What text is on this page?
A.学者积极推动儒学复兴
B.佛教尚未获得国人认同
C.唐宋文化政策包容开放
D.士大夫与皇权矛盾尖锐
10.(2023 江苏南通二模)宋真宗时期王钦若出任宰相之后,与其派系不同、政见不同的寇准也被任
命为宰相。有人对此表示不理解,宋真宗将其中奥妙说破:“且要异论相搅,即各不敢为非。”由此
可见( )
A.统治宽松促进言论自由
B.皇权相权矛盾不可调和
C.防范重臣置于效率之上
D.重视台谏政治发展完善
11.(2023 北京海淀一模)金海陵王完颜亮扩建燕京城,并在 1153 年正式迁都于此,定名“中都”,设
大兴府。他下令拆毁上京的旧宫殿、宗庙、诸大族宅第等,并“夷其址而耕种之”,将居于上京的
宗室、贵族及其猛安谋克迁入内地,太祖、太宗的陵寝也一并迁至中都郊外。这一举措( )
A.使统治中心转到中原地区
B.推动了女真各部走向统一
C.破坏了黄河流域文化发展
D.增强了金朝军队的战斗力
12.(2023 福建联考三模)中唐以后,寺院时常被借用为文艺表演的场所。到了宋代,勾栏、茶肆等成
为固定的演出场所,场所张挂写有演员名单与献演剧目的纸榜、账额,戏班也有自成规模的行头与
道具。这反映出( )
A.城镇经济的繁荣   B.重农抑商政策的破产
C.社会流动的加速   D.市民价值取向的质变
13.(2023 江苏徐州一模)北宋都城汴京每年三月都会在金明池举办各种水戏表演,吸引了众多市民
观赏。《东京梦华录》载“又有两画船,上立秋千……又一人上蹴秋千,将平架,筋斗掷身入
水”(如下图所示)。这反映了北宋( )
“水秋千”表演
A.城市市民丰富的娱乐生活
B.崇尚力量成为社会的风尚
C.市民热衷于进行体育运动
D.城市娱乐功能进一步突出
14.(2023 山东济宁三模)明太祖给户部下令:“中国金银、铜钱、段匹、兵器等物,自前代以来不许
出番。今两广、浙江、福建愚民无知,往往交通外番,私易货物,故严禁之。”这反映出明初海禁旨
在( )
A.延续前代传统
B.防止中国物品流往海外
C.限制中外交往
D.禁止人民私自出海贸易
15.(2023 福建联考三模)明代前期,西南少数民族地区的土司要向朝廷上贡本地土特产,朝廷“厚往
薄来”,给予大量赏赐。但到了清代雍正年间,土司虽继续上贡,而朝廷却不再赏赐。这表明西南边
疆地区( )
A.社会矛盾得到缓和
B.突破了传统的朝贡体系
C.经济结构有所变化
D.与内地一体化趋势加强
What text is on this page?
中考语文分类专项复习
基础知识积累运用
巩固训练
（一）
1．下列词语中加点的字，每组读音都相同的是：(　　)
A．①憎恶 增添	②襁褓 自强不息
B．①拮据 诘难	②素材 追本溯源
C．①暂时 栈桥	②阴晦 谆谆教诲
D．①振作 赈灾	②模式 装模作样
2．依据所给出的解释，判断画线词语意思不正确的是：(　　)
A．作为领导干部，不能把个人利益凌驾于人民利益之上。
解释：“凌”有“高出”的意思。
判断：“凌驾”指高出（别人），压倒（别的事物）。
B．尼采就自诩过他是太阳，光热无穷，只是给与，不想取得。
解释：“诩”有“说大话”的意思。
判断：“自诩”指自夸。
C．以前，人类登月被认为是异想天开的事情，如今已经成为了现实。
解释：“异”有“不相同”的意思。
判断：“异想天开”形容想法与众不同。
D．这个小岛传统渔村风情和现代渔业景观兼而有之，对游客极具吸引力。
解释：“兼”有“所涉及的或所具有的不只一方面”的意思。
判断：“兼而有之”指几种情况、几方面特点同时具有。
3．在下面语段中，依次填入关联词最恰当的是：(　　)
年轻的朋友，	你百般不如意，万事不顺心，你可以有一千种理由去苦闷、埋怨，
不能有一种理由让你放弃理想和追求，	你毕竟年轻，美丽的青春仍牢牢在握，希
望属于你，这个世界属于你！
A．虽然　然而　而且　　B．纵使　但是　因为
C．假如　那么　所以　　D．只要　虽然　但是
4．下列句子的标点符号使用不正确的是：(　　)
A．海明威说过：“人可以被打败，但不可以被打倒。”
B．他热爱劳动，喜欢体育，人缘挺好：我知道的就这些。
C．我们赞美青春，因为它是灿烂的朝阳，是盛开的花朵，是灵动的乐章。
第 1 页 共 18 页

Problem requirements -
All of the data needs to be printed once more, exactly.

Complete output -
What text is on this page?
A.学者积极推动儒学复兴
B.佛教尚未获得国人认同
C.唐宋文化政策包容开放
D.士大夫与皇权矛盾尖锐
10.(2023 江苏南通二模)宋真宗时期王钦若出任宰相之后,与其派系不同、政见不同的寇准也被任
命为宰相。有人对此表示不理解,宋真宗将其中奥妙说破:“且要异论相搅,即各不敢为非。”由此
可见( )
A.统治宽松促进言论自由
B.皇权相权矛盾不可调和
C.防范重臣置于效率之上
D.重视台谏政治发展完善
11.(2023 北京海淀一模)金海陵王完颜亮扩建燕京城,并在 1153 年正式迁都于此,定名“中都”,设
大兴府。他下令拆毁上京的旧宫殿、宗庙、诸大族宅第等,并“夷其址而耕种之”,将居于上京的
宗室、贵族及其猛安谋克迁入内地,太祖、太宗的陵寝也一并迁至中都郊外。这一举措( )
A.使统治中心转到中原地区
B.推动了女真各部走向统一
C.破坏了黄河流域文化发展
D.增强了金朝军队的战斗力
12.(2023 福建联考三模)中唐以后,寺院时常被借用为文艺表演的场所。到了宋代,勾栏、茶肆等成
为固定的演出场所,场所张挂写有演员名单与献演剧目的纸榜、账额,戏班也有自成规模的行头与
道具。这反映出( )
A.城镇经济的繁荣   B.重农抑商政策的破产
C.社会流动的加速   D.市民价值取向的质变
13.(2023 江苏徐州一模)北宋都城汴京每年三月都会在金明池举办各种水戏表演,吸引了众多市民
观赏。《东京梦华录》载“又有两画船,上立秋千……又一人上蹴秋千,将平架,筋斗掷身入
水”(如下图所示)。这反映了北宋( )
“水秋千”表演
A.城市市民丰富的娱乐生活
B.崇尚力量成为社会的风尚
C.市民热衷于进行体育运动
D.城市娱乐功能进一步突出
14.(2023 山东济宁三模)明太祖给户部下令:“中国金银、铜钱、段匹、兵器等物,自前代以来不许
出番。今两广、浙江、福建愚民无知,往往交通外番,私易货物,故严禁之。”这反映出明初海禁旨
在( )
A.延续前代传统
B.防止中国物品流往海外
C.限制中外交往
D.禁止人民私自出海贸易
15.(2023 福建联考三模)明代前期,西南少数民族地区的土司要向朝廷上贡本地土特产,朝廷“厚往
薄来”,给予大量赏赐。但到了清代雍正年间,土司虽继续上贡,而朝廷却不再赏赐。这表明西南边
疆地区( )
A.社会矛盾得到缓和
B.突破了传统的朝贡体系
C.经济结构有所变化
D.与内地一体化趋势加强
What text is on this page?
中考语文分类专项复习
基础知识积累运用
巩固训练
（一）
1．下列词语中加点的字，每组读音都相同的是：(　　)
A．①憎恶 增添	②襁褓 自强不息
B．①拮据 诘难	②素材 追本溯源
C．①暂时 栈桥	②阴晦 谆谆教诲
D．①振作 赈灾	②模式 装模作样
2．依据所给出的解释，判断画线词语意思不正确的是：(　　)
A．作为领导干部，不能把个人利益凌驾于人民利益之上。
解释：“凌”有“高出”的意思。
判断：“凌驾”指高出（别人），压倒（别的事物）。
B．尼采就自诩过他是太阳，光热无穷，只是给与，不想取得。
解释：“诩”有“说大话”的意思。
判断：“自诩”指自夸。
C．以前，人类登月被认为是异想天开的事情，如今已经成为了现实。
解释：“异”有“不相同”的意思。
判断：“异想天开”形容想法与众不同。
D．这个小岛传统渔村风情和现代渔业景观兼而有之，对游客极具吸引力。
解释：“兼”有“所涉及的或所具有的不只一方面”的意思。
判断：“兼而有之”指几种情况、几方面特点同时具有。
3．在下面语段中，依次填入关联词最恰当的是：(　　)
年轻的朋友，	你百般不如意，万事不顺心，你可以有一千种理由去苦闷、埋怨，
不能有一种理由让你放弃理想和追求，	你毕竟年轻，美丽的青春仍牢牢在握，希
望属于你，这个世界属于你！
A．虽然　然而　而且　　B．纵使　但是　因为
C．假如　那么　所以　　D．只要　虽然　但是
4．下列句子的标点符号使用不正确的是：(　　)
A．海明威说过：“人可以被打败，但不可以被打倒。”
B．他热爱劳动，喜欢体育，人缘挺好：我知道的就这些。
C．我们赞美青春，因为它是灿烂的朝阳，是盛开的花朵，是灵动的乐章。
第 1 页 共 18 页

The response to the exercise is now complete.